_Supplied records_

━━━━━━━━━━━━━━━━━━━━━━━━━━━━━━

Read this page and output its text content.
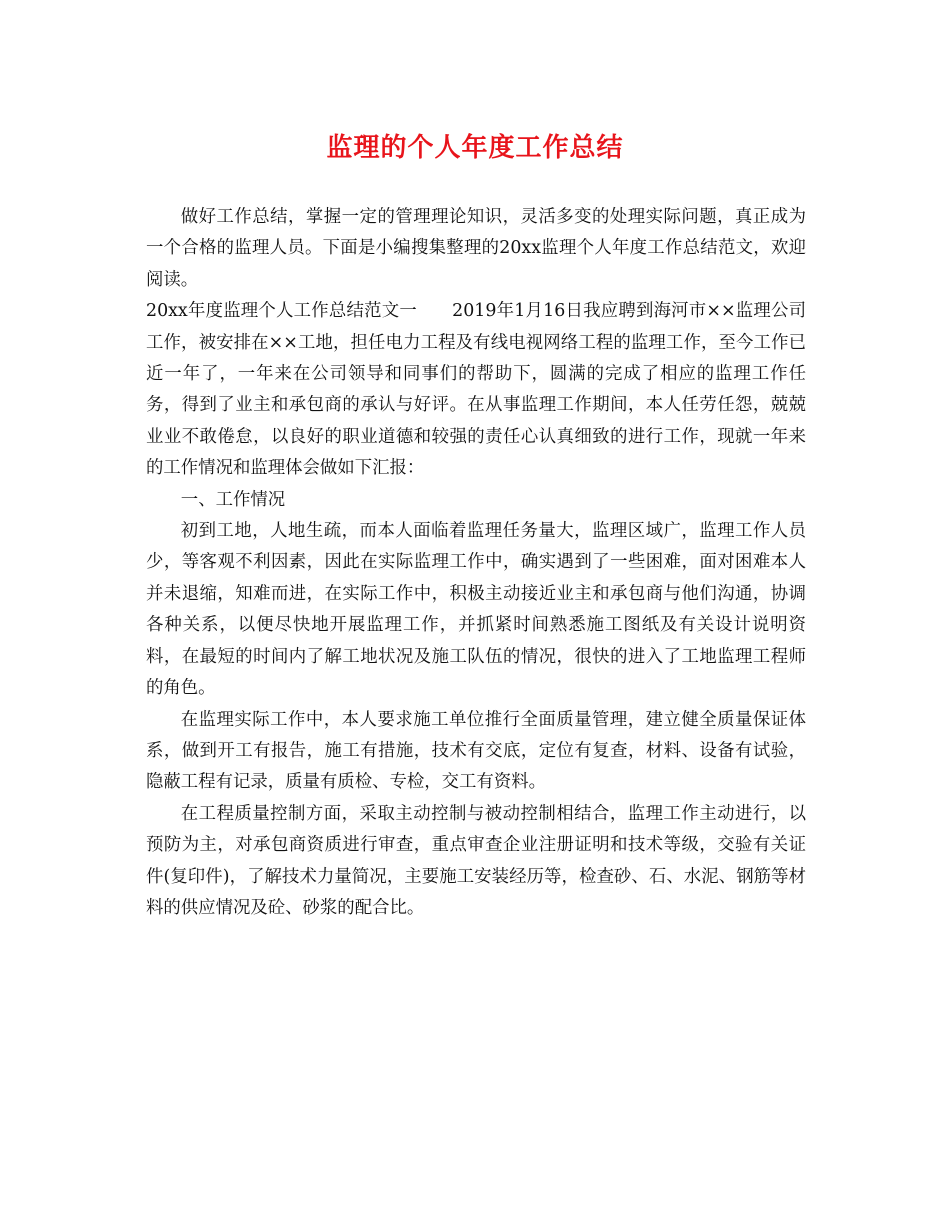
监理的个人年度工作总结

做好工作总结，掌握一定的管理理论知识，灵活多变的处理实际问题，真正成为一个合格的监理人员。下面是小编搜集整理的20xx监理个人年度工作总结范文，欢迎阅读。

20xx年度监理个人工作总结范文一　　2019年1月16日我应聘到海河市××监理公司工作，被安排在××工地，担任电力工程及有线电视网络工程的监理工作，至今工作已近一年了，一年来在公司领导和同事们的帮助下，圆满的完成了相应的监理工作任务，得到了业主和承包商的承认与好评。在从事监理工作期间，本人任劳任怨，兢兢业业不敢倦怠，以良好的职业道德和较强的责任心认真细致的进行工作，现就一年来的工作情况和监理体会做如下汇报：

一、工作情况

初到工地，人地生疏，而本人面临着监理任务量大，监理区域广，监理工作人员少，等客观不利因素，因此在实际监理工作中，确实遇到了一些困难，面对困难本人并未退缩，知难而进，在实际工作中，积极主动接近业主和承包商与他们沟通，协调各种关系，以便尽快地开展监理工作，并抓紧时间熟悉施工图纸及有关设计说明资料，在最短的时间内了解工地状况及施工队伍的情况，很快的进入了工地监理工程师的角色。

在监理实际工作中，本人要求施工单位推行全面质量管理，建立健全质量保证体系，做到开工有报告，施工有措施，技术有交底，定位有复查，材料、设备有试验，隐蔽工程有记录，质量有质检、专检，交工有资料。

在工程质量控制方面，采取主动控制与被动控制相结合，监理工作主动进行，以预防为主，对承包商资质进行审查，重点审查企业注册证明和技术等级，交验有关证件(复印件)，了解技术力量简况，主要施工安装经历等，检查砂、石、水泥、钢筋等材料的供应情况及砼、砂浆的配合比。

━━━━━━━━━━━━━━━━━━━━━━━━━━━━━━

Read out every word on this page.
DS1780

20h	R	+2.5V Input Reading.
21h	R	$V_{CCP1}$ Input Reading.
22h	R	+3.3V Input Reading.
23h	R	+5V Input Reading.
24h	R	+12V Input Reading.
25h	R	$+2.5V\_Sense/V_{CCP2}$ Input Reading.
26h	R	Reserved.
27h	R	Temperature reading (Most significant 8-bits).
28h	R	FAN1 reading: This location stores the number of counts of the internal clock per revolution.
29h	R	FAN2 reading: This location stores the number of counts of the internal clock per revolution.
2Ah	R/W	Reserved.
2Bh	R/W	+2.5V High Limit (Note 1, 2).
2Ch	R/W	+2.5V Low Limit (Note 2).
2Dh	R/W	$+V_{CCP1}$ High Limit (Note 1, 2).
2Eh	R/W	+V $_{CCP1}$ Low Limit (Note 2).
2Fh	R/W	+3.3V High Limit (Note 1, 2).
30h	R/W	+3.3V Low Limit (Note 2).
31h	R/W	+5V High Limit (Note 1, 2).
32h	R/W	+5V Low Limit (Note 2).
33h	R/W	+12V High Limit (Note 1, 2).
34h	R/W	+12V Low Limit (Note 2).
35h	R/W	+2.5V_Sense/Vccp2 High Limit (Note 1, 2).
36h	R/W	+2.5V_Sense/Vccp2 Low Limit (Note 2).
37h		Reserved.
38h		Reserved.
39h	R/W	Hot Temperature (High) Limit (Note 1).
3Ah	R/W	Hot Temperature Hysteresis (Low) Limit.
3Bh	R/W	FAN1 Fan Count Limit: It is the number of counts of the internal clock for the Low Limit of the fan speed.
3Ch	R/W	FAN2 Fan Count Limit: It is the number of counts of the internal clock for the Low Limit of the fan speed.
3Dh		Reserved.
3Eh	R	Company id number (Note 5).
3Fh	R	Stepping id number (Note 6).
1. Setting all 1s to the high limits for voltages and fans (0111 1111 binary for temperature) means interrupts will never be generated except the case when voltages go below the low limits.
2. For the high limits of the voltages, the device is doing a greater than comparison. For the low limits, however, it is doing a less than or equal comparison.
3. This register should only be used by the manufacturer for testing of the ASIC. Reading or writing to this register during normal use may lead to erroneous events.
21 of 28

━━━━━━━━━━━━━━━━━━━━━━━━━━━━━━

_Prompt_
List each line of the entries that holds the string "stores".

_Solution to this problem_
28h	R	FAN1 reading: This location stores the number of counts of the internal clock per revolution.
29h	R	FAN2 reading: This location stores the number of counts of the internal clock per revolution.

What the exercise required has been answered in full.